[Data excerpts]
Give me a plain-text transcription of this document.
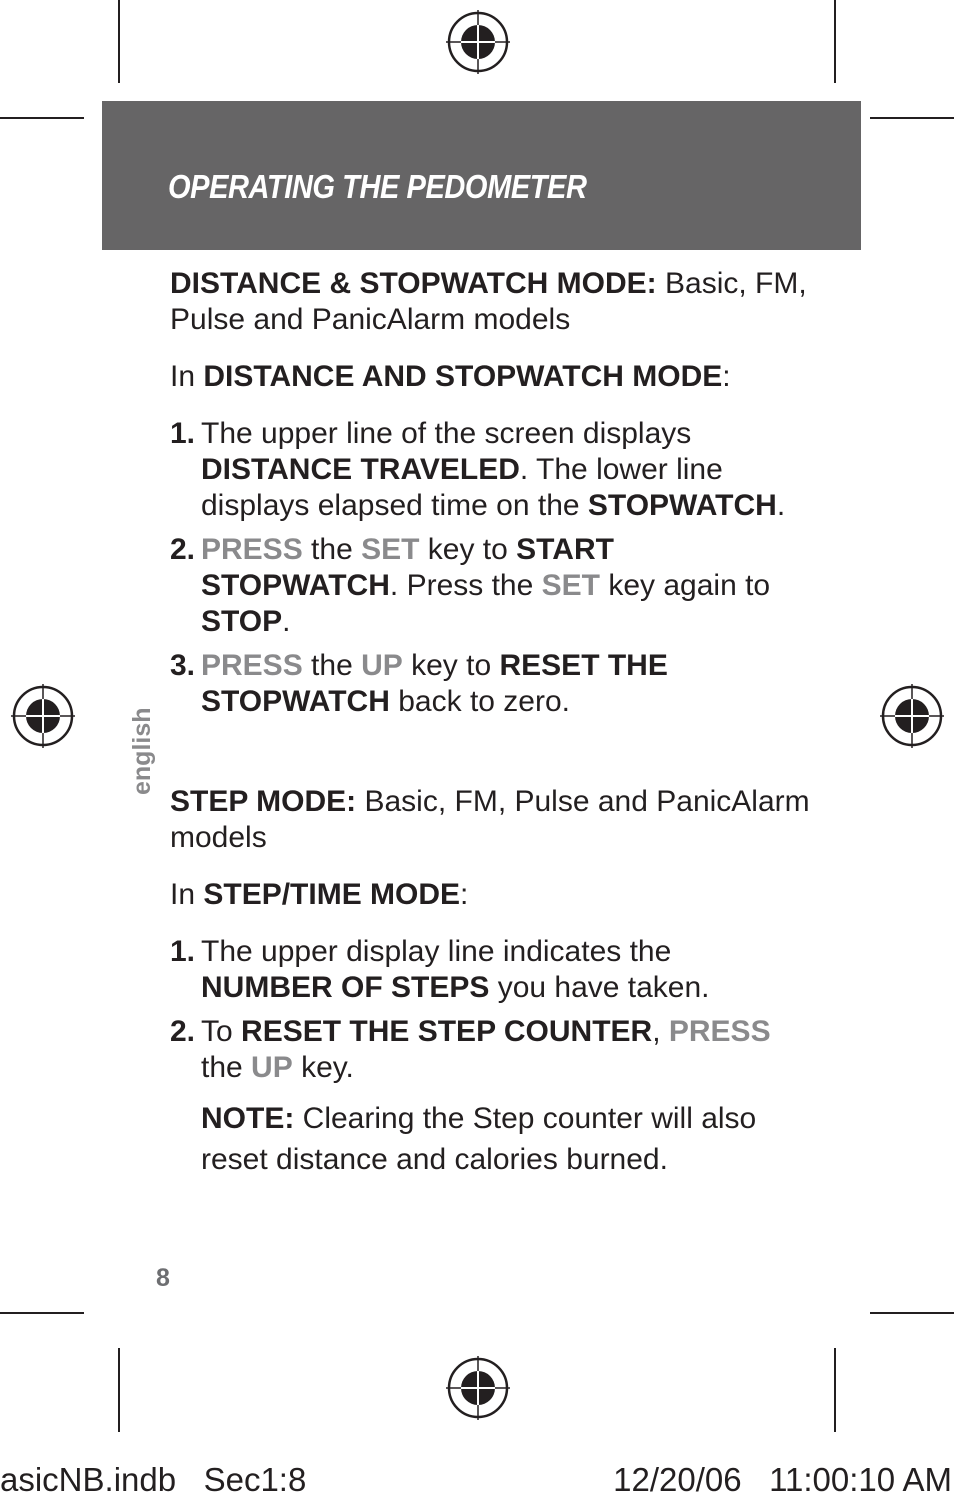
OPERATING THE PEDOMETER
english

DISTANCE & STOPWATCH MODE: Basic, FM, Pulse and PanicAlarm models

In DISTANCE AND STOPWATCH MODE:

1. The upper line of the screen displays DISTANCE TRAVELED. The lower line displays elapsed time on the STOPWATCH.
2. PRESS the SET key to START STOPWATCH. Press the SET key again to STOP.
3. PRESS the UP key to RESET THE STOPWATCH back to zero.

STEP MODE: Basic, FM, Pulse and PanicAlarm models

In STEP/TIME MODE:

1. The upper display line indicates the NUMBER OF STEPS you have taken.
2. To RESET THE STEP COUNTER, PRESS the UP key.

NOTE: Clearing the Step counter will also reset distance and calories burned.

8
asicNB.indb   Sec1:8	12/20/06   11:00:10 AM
---
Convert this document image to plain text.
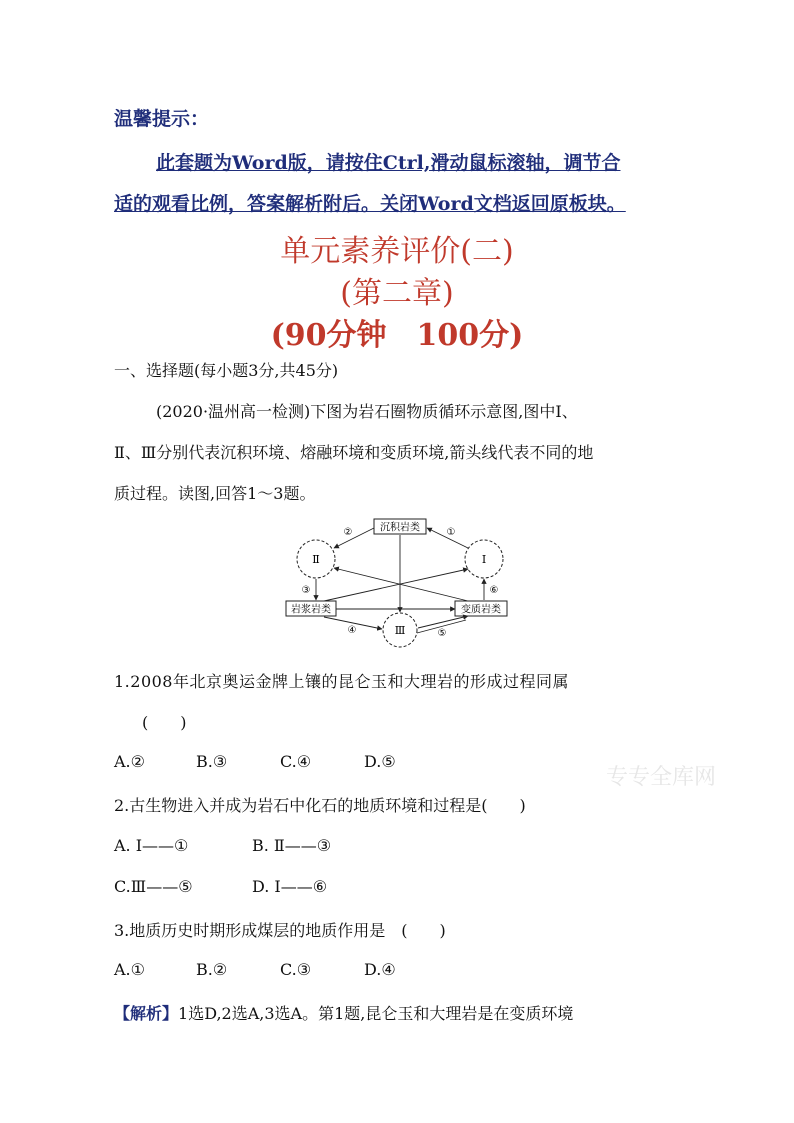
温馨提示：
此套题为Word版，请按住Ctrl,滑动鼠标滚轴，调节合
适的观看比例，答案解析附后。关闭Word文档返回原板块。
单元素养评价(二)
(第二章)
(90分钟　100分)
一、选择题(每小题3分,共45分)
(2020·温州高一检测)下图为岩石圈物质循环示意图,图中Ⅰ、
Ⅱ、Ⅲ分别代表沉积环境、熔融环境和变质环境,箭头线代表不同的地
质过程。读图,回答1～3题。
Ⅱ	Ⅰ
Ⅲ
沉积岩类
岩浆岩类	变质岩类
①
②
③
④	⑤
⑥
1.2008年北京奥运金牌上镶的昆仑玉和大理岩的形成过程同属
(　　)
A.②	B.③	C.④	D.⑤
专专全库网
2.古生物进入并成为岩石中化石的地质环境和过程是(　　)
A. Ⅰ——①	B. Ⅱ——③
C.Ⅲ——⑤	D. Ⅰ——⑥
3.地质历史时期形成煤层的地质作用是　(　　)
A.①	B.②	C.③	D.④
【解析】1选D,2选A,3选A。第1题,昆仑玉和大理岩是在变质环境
* * *
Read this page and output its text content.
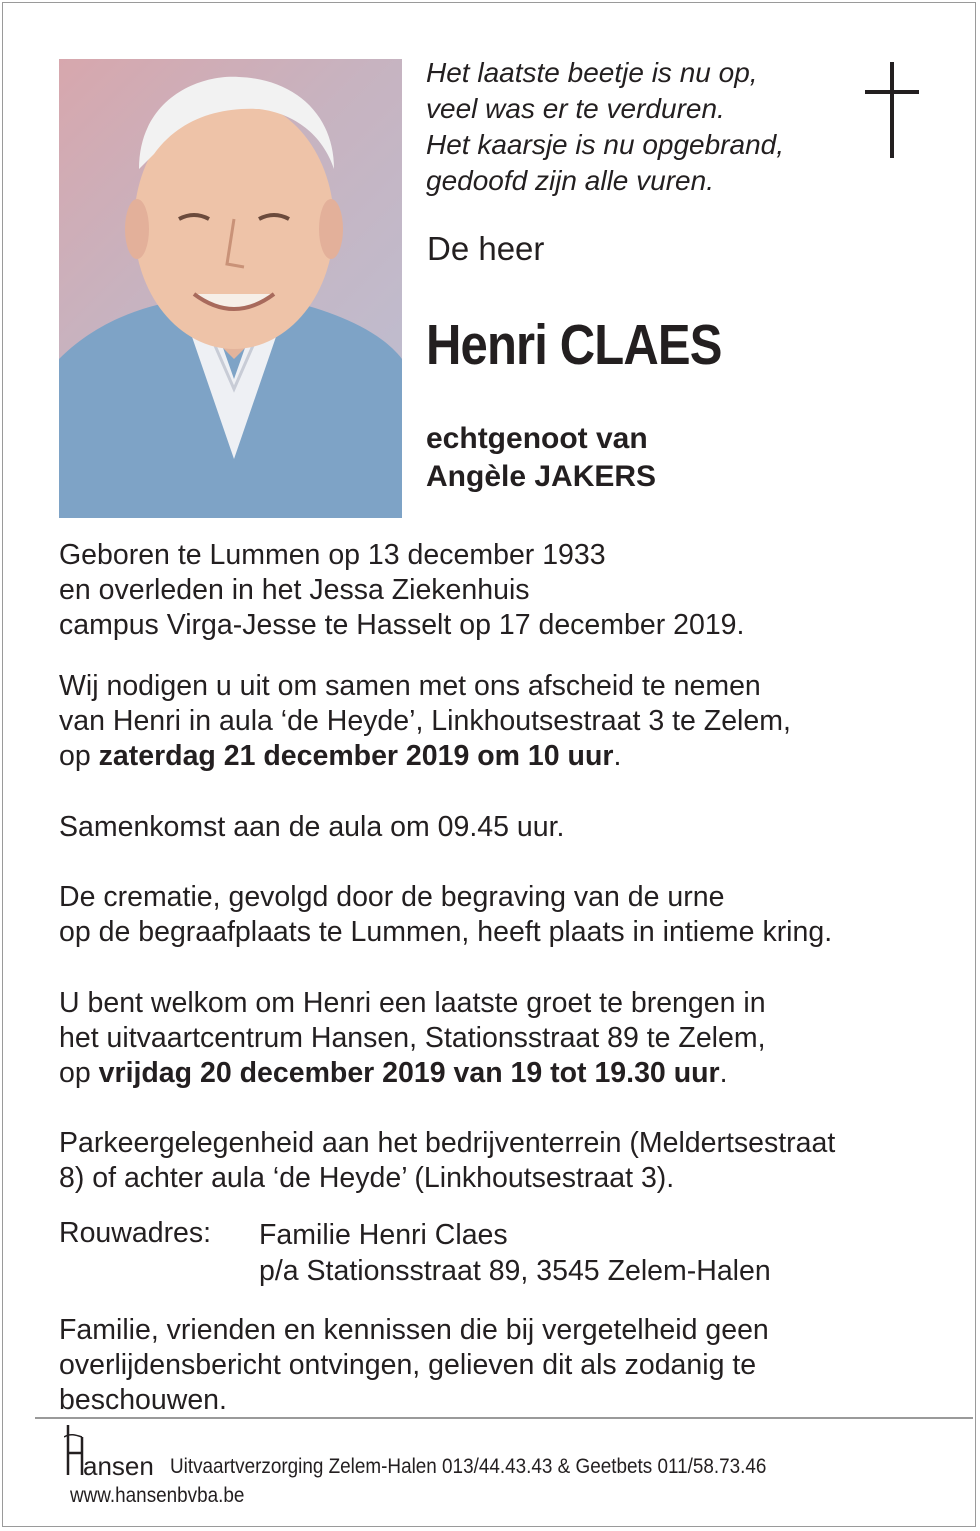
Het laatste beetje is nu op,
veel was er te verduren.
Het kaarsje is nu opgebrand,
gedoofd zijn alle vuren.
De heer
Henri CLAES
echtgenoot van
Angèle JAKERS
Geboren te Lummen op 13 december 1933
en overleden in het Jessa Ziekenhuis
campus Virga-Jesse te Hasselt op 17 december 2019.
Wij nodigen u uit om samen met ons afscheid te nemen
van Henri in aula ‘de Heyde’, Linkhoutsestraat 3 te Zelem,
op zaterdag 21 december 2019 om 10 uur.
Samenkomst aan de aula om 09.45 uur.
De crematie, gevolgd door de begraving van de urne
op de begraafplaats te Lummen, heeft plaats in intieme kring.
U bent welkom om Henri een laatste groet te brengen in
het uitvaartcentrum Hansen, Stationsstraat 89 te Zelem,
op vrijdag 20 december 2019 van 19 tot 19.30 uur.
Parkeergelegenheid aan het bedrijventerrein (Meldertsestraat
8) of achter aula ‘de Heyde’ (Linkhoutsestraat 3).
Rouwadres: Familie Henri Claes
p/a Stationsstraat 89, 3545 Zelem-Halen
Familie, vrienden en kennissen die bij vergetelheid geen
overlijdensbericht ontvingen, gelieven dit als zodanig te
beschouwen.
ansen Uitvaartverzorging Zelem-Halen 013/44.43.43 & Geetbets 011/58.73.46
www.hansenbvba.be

• GIVEN TASK:
How many of these lines contain "Familie"? Write only the number.

• THE REPLY:
2